* Problem details
Reproduce the part of the records that opens with the line containing "656, 1250, 678]" and closes with the line containing "521, 313, 557]", with both of those lines included.

* Excerpts from a layout annotation set
============
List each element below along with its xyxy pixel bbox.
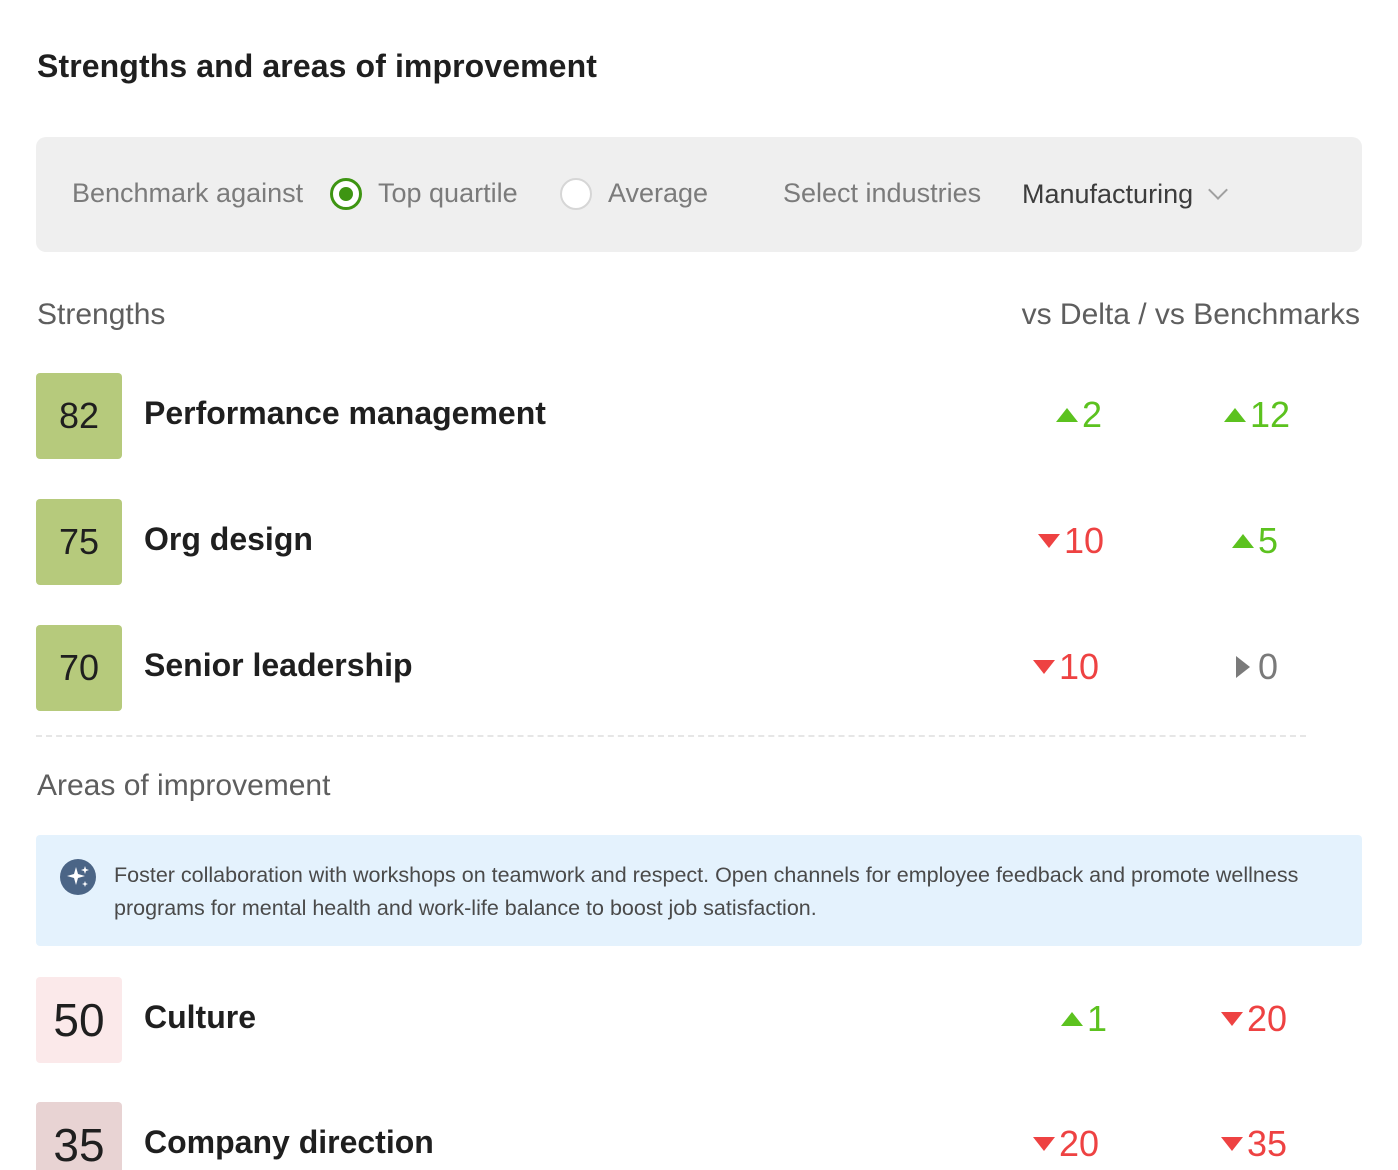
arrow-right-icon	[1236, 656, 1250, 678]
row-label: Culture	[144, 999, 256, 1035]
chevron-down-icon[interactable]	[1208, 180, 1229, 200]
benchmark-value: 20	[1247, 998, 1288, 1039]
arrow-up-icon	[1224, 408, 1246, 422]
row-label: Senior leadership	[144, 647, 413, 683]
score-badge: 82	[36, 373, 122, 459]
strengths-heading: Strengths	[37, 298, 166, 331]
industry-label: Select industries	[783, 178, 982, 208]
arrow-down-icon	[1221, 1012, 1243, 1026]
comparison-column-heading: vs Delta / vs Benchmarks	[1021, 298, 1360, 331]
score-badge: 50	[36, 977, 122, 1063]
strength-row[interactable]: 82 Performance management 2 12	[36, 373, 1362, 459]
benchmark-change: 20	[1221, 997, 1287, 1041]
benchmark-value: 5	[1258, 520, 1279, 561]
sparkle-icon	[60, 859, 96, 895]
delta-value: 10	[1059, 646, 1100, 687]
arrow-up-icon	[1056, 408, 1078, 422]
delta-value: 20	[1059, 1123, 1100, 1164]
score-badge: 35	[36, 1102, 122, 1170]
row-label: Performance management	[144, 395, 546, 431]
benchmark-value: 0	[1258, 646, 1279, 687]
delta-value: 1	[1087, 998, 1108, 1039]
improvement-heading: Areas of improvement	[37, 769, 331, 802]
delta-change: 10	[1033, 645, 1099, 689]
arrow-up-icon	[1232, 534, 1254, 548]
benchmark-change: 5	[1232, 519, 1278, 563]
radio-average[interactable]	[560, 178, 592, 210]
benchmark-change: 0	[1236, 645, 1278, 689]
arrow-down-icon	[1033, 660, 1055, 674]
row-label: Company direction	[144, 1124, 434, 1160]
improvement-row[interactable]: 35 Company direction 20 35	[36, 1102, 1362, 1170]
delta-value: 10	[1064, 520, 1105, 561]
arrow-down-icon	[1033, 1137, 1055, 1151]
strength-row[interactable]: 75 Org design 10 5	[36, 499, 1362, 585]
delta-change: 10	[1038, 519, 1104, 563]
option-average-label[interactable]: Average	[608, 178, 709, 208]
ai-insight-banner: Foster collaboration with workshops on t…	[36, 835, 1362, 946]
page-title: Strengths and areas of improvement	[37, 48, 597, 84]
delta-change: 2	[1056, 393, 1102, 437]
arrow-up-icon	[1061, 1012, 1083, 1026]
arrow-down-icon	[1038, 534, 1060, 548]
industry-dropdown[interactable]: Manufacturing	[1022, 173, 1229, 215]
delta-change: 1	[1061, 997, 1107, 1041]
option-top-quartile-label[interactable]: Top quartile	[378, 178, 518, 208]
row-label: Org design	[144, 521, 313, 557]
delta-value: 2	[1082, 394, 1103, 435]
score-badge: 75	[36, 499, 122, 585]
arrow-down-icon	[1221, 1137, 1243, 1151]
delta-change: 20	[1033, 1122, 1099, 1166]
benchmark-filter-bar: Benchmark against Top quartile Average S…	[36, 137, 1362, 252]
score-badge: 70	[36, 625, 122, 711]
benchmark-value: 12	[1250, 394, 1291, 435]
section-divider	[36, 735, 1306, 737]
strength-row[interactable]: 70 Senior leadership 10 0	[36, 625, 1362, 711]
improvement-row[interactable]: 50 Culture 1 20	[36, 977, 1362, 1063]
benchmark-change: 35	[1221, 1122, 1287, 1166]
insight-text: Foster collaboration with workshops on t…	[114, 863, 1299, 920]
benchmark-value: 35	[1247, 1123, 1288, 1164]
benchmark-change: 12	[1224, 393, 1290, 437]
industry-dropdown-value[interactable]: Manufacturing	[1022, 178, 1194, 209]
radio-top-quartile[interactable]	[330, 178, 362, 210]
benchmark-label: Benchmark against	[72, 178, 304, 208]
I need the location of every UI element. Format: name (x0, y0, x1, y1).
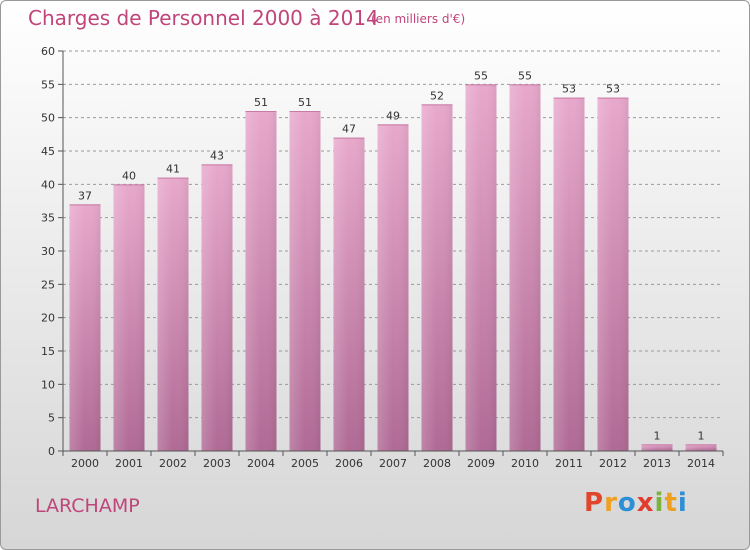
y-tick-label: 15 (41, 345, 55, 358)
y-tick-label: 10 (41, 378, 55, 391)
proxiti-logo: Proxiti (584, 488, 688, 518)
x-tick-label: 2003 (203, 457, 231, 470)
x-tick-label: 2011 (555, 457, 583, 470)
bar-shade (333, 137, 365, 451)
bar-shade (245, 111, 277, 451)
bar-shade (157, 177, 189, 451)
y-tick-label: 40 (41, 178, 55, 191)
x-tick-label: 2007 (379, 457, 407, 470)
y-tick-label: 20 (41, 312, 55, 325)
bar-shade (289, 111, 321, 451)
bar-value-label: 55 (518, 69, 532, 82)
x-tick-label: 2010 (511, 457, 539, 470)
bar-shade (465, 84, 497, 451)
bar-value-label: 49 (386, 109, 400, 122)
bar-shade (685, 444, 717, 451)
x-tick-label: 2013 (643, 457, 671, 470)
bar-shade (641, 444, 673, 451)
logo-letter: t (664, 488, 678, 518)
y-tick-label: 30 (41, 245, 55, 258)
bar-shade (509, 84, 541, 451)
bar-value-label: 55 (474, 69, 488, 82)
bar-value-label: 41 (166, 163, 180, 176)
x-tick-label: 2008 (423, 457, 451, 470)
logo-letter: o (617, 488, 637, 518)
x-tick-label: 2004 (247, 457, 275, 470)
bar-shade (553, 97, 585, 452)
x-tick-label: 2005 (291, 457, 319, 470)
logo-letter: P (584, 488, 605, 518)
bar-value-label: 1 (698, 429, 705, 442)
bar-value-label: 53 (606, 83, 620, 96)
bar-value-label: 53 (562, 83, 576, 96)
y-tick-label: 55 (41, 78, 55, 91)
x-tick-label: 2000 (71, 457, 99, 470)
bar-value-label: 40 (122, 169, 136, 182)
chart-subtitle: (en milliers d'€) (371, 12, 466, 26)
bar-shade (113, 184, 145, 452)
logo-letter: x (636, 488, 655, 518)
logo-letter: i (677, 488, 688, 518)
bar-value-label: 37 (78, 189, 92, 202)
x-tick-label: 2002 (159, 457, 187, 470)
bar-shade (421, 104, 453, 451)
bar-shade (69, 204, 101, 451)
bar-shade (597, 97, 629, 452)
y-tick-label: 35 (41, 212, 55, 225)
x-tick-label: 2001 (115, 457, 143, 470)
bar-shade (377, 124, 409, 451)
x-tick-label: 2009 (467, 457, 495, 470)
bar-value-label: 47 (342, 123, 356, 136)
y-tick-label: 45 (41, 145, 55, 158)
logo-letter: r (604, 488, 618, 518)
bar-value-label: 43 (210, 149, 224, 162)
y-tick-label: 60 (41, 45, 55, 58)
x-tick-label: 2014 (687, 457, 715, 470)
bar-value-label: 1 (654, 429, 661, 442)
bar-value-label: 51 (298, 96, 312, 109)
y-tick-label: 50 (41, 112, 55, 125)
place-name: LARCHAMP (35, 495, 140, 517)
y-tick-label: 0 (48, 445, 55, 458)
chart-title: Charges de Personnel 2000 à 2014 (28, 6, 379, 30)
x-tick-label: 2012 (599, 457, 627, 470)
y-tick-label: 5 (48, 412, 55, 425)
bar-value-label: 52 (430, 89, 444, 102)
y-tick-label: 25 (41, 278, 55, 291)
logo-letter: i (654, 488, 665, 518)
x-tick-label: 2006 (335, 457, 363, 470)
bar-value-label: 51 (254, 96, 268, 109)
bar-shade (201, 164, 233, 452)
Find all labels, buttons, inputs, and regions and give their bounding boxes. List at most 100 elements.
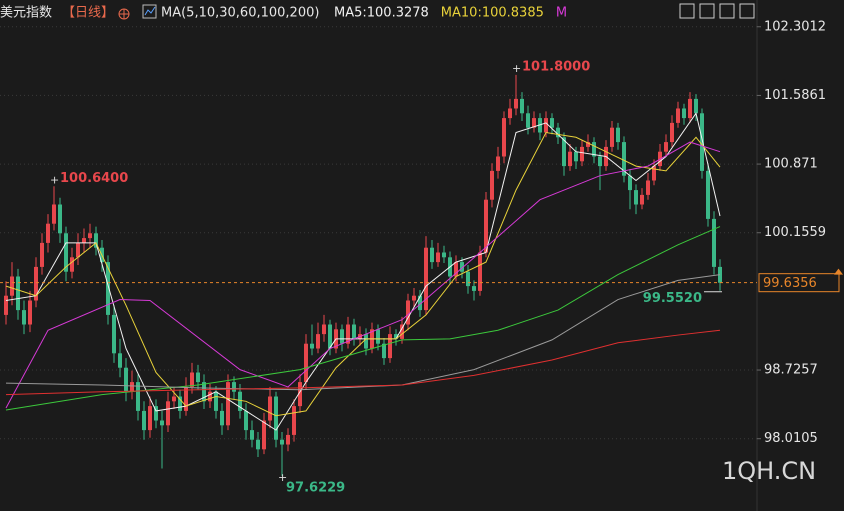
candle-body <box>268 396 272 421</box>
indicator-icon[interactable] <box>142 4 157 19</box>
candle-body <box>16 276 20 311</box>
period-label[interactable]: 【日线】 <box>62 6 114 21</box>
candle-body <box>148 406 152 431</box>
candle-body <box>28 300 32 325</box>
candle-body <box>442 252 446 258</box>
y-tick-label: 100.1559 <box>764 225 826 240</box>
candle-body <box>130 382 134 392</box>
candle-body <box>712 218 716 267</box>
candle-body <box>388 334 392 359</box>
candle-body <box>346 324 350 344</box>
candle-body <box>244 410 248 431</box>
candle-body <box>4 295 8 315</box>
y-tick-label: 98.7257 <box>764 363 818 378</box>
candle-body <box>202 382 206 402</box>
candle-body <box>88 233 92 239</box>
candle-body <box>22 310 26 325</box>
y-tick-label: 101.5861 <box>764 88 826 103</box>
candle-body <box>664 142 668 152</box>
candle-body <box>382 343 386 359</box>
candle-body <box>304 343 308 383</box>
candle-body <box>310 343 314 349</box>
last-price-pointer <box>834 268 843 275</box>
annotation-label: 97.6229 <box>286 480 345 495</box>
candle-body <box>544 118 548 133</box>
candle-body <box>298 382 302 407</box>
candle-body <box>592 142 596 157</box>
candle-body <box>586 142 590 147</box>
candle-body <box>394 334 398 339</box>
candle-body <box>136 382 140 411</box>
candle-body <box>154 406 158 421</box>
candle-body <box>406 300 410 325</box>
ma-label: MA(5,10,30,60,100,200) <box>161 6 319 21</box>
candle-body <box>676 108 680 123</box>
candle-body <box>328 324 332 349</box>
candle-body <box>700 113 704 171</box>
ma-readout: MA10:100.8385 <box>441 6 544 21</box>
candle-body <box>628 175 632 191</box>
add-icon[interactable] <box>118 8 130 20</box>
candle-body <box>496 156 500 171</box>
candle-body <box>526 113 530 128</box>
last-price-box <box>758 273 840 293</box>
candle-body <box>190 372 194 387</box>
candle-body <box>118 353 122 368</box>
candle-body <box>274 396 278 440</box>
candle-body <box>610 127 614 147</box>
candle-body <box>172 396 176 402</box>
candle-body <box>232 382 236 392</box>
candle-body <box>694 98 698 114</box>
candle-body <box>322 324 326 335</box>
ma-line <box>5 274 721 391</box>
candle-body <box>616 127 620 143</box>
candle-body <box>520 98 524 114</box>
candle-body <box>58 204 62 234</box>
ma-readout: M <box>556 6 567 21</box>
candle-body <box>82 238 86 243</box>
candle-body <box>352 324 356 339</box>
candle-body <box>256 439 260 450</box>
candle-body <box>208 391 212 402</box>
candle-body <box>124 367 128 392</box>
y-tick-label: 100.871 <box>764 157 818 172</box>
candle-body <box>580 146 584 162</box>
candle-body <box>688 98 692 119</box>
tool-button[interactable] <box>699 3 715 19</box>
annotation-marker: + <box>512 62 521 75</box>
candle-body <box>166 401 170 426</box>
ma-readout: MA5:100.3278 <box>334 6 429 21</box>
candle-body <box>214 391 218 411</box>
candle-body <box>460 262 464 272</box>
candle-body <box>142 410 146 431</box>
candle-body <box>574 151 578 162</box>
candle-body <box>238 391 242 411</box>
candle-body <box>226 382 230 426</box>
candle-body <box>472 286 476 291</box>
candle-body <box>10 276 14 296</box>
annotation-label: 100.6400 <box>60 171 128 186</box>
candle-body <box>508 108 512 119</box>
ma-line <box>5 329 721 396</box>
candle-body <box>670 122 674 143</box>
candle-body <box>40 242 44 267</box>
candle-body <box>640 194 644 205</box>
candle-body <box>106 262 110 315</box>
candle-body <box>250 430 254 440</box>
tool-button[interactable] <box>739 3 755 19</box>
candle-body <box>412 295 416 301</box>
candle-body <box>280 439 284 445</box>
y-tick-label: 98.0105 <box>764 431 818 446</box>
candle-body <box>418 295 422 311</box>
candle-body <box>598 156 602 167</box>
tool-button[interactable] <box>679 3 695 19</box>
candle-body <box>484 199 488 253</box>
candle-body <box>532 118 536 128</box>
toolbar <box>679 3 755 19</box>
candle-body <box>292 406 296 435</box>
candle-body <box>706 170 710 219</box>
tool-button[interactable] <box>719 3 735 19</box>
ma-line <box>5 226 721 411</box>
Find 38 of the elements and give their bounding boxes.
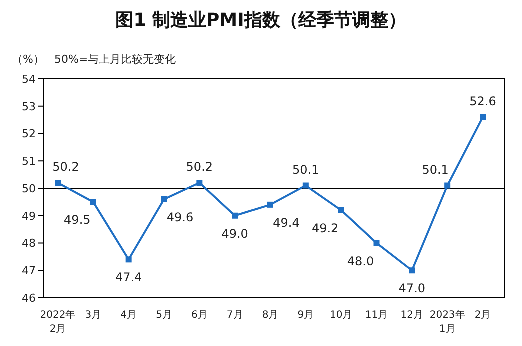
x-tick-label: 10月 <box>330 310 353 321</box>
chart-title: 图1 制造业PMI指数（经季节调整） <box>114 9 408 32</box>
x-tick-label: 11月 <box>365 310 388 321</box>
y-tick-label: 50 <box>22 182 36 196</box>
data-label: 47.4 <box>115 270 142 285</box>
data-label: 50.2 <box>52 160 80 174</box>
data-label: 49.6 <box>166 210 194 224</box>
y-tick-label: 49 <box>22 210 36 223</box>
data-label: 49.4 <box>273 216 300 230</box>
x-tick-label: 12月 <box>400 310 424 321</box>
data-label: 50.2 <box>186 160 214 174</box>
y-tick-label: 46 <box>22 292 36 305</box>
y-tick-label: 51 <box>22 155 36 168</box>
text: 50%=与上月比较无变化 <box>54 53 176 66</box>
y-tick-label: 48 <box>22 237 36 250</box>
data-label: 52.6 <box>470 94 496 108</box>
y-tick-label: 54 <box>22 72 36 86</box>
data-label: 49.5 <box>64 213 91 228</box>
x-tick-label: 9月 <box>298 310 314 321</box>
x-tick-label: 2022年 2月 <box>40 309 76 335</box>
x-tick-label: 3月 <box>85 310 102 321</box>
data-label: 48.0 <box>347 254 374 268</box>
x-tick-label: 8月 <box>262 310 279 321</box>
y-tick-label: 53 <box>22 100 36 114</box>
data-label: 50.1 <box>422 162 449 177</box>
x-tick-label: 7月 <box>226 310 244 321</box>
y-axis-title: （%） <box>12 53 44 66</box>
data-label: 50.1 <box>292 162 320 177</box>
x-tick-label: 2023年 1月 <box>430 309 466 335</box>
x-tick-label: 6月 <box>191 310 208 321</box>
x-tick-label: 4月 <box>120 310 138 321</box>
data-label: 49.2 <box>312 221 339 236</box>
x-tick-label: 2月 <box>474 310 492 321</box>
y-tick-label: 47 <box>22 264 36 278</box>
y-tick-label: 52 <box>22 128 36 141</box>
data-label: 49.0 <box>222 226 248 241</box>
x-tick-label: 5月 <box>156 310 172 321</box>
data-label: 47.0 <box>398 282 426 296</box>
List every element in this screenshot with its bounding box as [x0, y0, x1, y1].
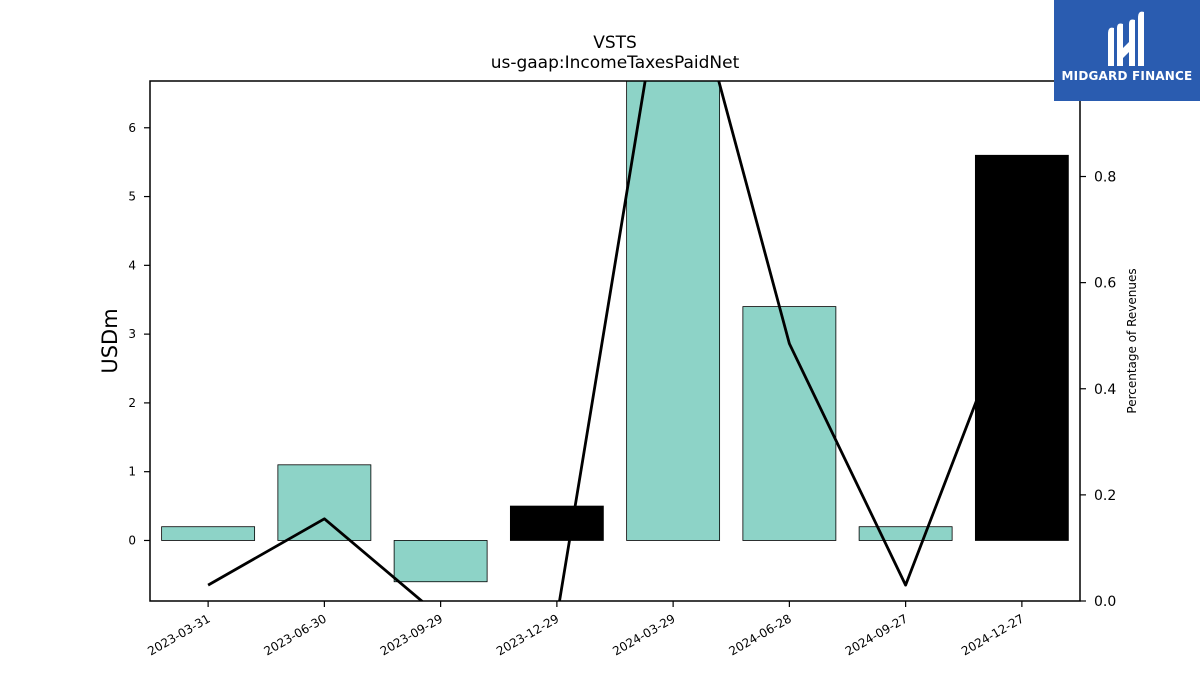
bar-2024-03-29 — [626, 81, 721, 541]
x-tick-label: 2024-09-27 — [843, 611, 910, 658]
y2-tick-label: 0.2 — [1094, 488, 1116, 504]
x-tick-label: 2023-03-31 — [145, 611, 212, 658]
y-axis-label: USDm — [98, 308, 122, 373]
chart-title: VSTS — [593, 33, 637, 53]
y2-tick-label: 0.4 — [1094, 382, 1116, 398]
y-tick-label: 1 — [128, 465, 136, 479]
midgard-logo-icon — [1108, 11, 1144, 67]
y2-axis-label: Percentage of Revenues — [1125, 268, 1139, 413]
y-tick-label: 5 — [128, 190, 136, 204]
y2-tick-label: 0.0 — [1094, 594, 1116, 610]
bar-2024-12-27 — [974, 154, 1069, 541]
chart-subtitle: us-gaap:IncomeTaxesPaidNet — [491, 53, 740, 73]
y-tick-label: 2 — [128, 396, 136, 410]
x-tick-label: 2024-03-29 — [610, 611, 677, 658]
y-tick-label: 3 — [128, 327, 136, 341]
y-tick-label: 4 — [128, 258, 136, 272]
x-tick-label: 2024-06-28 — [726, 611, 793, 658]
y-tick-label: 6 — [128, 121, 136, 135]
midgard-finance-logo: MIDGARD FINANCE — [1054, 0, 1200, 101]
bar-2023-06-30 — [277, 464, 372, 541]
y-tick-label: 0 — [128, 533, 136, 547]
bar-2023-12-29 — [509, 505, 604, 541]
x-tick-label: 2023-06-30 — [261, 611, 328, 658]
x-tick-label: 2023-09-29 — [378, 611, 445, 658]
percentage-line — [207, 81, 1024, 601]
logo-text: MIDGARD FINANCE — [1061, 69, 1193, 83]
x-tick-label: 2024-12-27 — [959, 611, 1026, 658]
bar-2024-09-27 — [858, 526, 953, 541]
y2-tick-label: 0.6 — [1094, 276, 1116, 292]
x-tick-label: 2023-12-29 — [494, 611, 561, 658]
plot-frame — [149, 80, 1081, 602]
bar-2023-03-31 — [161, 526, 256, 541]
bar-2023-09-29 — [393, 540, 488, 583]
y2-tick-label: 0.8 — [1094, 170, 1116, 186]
============
* The output
arrow-right-icon	[1236, 656, 1250, 678]
row-label: Culture	[144, 999, 256, 1035]
chevron-down-icon[interactable]	[1208, 180, 1229, 200]
benchmark-value: 20	[1247, 998, 1288, 1039]
arrow-up-icon	[1224, 408, 1246, 422]
row-label: Senior leadership	[144, 647, 413, 683]
score-badge: 82	[36, 373, 122, 459]
strengths-heading: Strengths	[37, 298, 166, 331]
industry-label: Select industries	[783, 178, 982, 208]
arrow-down-icon	[1221, 1012, 1243, 1026]
comparison-column-heading: vs Delta / vs Benchmarks	[1021, 298, 1360, 331]
score-badge: 50	[36, 977, 122, 1063]
strength-row[interactable]: 82 Performance management 2 12	[36, 373, 1362, 459]
benchmark-change: 20	[1221, 997, 1287, 1041]
benchmark-value: 5	[1258, 520, 1279, 561]
sparkle-icon	[60, 859, 96, 895]
delta-value: 10	[1059, 646, 1100, 687]
arrow-up-icon	[1056, 408, 1078, 422]
delta-value: 20	[1059, 1123, 1100, 1164]
score-badge: 35	[36, 1102, 122, 1170]
row-label: Performance management	[144, 395, 546, 431]
benchmark-value: 0	[1258, 646, 1279, 687]
delta-value: 1	[1087, 998, 1108, 1039]
improvement-heading: Areas of improvement	[37, 769, 331, 802]
delta-change: 10	[1033, 645, 1099, 689]
arrow-up-icon	[1232, 534, 1254, 548]
benchmark-change: 5	[1232, 519, 1278, 563]
radio-average[interactable]	[560, 178, 592, 210]
benchmark-change: 0	[1236, 645, 1278, 689]
arrow-down-icon	[1033, 660, 1055, 674]
row-label: Company direction	[144, 1124, 434, 1160]
improvement-row[interactable]: 35 Company direction 20 35	[36, 1102, 1362, 1170]
delta-value: 10	[1064, 520, 1105, 561]
arrow-down-icon	[1033, 1137, 1055, 1151]
strength-row[interactable]: 75 Org design 10 5	[36, 499, 1362, 585]
delta-change: 10	[1038, 519, 1104, 563]
option-average-label[interactable]: Average	[608, 178, 709, 208]
ai-insight-banner: Foster collaboration with workshops on t…	[36, 835, 1362, 946]
page-title: Strengths and areas of improvement	[37, 48, 597, 84]
delta-change: 2	[1056, 393, 1102, 437]
arrow-up-icon	[1061, 1012, 1083, 1026]
arrow-down-icon	[1038, 534, 1060, 548]
industry-dropdown[interactable]: Manufacturing	[1022, 173, 1229, 215]
delta-change: 1	[1061, 997, 1107, 1041]
option-top-quartile-label[interactable]: Top quartile	[378, 178, 518, 208]
row-label: Org design	[144, 521, 313, 557]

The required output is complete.